◆ **GOAL**
Would you pull out every line of the material that contains the string "bounding"?

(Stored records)
* * * * *

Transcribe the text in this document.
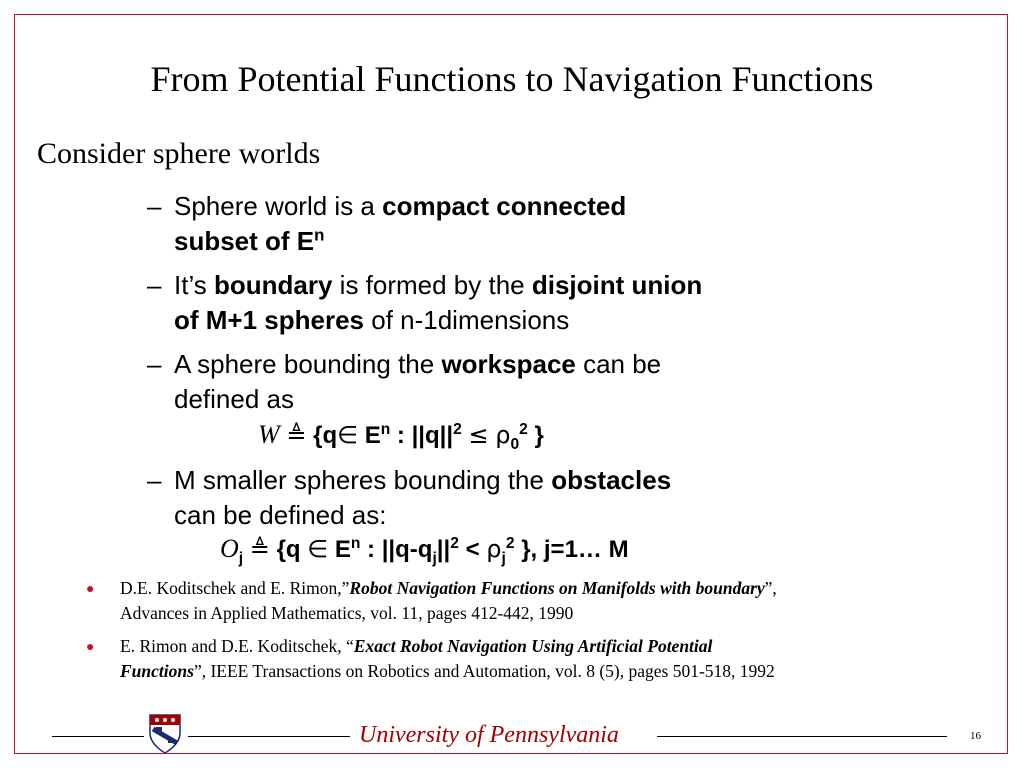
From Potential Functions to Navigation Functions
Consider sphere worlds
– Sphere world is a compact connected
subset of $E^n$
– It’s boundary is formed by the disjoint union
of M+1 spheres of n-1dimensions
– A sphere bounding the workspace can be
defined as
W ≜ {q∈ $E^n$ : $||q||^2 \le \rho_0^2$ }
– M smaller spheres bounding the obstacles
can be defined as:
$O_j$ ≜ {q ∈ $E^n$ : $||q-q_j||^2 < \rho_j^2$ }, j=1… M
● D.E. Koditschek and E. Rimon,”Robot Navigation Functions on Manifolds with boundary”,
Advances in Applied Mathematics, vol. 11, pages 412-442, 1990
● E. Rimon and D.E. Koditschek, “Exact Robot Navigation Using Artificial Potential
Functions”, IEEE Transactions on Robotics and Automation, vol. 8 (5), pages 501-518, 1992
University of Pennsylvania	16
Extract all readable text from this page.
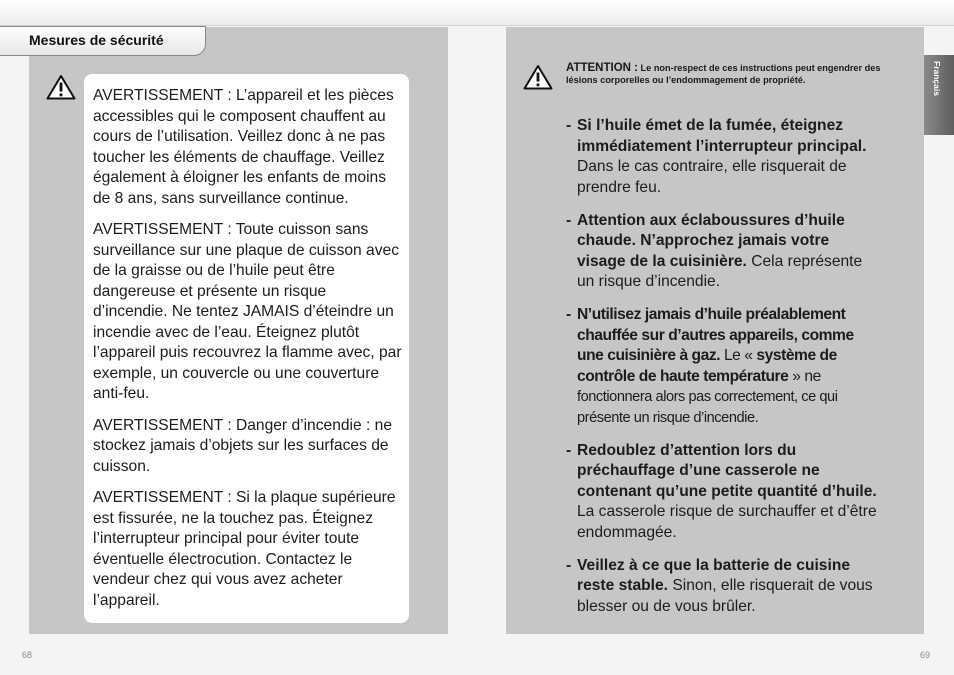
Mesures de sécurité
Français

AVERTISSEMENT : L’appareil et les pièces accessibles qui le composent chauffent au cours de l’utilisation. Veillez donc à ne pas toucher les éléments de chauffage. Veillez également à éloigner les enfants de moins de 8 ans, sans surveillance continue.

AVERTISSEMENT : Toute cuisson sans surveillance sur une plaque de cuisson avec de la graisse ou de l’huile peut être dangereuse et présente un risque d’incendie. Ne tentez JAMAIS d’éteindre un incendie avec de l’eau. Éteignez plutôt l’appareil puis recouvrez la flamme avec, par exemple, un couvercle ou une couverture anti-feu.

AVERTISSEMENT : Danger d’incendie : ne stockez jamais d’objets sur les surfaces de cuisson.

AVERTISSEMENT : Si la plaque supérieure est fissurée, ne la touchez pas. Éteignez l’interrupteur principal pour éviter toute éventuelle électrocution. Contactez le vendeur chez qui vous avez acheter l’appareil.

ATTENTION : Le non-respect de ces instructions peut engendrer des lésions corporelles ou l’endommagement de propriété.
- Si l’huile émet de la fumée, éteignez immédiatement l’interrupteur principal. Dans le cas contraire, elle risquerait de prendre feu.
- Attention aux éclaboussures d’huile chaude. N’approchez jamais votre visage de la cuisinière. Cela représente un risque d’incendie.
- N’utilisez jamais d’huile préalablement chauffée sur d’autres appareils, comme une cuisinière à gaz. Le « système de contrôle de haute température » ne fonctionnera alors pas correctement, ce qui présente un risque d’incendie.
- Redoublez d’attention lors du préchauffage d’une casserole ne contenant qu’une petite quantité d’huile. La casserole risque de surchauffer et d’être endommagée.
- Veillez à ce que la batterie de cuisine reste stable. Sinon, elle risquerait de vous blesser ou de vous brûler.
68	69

* * * * *

◆ **CORRECT RESPONSE**
– A sphere bounding the workspace can be
– M smaller spheres bounding the obstacles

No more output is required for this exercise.